**SUPPLIED DATA:**
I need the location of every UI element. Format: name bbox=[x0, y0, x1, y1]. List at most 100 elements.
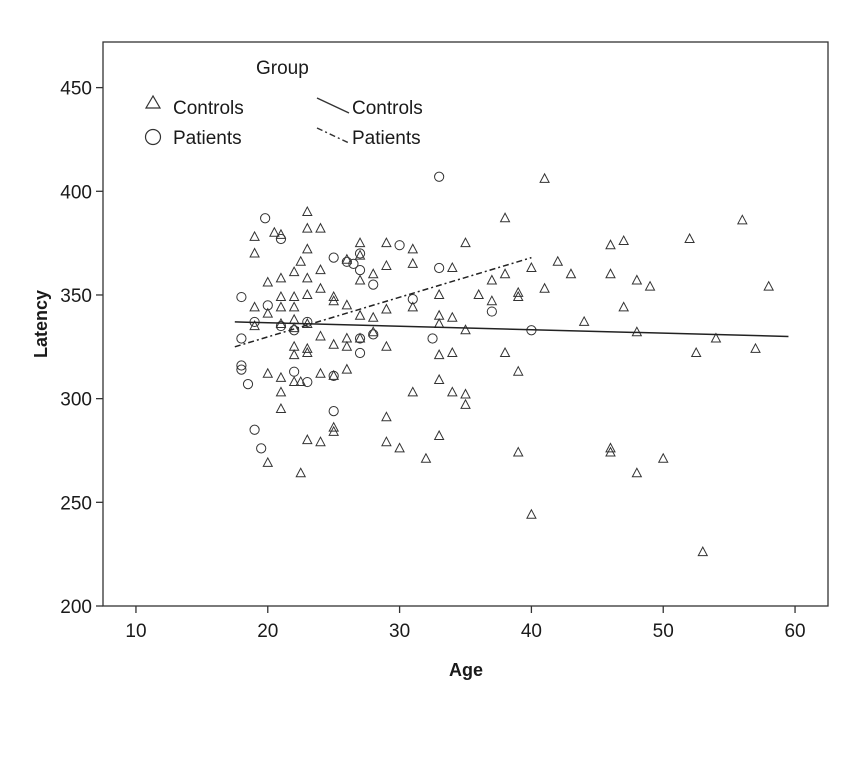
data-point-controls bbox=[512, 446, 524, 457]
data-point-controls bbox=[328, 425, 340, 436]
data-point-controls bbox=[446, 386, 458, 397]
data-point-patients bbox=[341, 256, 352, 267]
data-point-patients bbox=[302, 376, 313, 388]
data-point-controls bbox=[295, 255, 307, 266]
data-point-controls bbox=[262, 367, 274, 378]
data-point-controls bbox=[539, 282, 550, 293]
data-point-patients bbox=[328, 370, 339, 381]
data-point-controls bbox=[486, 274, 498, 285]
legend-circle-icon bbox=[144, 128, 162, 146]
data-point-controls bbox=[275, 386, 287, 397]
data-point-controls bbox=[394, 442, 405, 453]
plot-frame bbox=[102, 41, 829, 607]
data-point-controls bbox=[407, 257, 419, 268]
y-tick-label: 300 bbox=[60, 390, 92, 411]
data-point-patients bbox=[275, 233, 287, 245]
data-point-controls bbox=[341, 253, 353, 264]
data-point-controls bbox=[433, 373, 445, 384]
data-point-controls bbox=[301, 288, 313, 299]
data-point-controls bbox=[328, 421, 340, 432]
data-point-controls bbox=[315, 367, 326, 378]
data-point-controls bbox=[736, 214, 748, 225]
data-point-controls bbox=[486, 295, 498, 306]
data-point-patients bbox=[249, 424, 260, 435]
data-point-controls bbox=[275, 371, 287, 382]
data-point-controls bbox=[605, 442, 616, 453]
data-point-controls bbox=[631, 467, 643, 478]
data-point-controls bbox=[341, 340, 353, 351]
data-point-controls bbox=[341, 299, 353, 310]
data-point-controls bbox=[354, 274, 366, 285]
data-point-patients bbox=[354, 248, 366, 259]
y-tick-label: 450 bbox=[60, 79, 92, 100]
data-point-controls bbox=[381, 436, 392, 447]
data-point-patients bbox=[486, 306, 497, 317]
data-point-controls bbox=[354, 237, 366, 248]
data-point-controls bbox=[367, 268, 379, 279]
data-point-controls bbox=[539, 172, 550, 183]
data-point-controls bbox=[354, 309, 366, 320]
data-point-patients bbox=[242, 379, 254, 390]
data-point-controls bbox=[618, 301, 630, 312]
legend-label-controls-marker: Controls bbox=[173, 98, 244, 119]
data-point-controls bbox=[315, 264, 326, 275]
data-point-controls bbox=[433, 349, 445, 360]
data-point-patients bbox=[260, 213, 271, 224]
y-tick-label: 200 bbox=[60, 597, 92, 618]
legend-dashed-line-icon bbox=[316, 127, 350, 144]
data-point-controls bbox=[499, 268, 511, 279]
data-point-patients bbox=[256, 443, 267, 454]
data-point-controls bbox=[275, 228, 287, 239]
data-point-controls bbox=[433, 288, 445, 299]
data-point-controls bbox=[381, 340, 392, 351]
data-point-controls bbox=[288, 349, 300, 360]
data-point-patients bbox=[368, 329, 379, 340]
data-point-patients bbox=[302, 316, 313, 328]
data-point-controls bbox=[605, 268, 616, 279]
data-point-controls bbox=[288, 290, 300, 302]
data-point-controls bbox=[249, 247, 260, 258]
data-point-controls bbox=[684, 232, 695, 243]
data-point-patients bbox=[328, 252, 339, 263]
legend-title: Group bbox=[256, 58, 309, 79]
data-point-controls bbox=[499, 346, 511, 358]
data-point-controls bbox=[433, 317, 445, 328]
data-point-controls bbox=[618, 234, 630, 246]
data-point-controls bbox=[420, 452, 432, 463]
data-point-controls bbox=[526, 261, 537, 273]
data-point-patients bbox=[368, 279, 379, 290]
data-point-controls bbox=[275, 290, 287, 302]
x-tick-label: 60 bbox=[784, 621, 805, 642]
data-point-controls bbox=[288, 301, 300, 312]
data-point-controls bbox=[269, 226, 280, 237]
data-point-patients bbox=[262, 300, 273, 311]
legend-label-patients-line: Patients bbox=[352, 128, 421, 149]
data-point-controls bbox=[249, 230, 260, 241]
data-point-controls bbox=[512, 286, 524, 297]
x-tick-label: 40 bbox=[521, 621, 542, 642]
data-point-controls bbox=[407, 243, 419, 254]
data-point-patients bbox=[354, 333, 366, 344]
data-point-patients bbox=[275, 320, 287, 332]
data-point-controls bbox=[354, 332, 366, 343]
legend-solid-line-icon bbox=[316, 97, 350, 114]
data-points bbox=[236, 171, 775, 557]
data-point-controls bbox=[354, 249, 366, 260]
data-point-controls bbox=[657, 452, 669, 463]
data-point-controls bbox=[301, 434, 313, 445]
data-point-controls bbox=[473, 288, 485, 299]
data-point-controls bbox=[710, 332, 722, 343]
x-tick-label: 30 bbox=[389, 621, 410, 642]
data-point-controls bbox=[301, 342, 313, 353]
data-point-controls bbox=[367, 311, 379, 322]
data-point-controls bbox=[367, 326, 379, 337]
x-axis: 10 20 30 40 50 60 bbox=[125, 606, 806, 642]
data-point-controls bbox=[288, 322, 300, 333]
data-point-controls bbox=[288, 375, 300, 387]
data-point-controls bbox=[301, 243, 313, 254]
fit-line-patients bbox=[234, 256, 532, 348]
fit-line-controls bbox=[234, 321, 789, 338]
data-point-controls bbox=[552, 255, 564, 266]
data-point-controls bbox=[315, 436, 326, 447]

**EXERCISE:** Your answer should consist of each line of the data above in which the word "icon" occurs.

**TASK SOLUTION:**
legend-circle-icon bbox=[144, 128, 162, 146]
legend-dashed-line-icon bbox=[316, 127, 350, 144]
legend-solid-line-icon bbox=[316, 97, 350, 114]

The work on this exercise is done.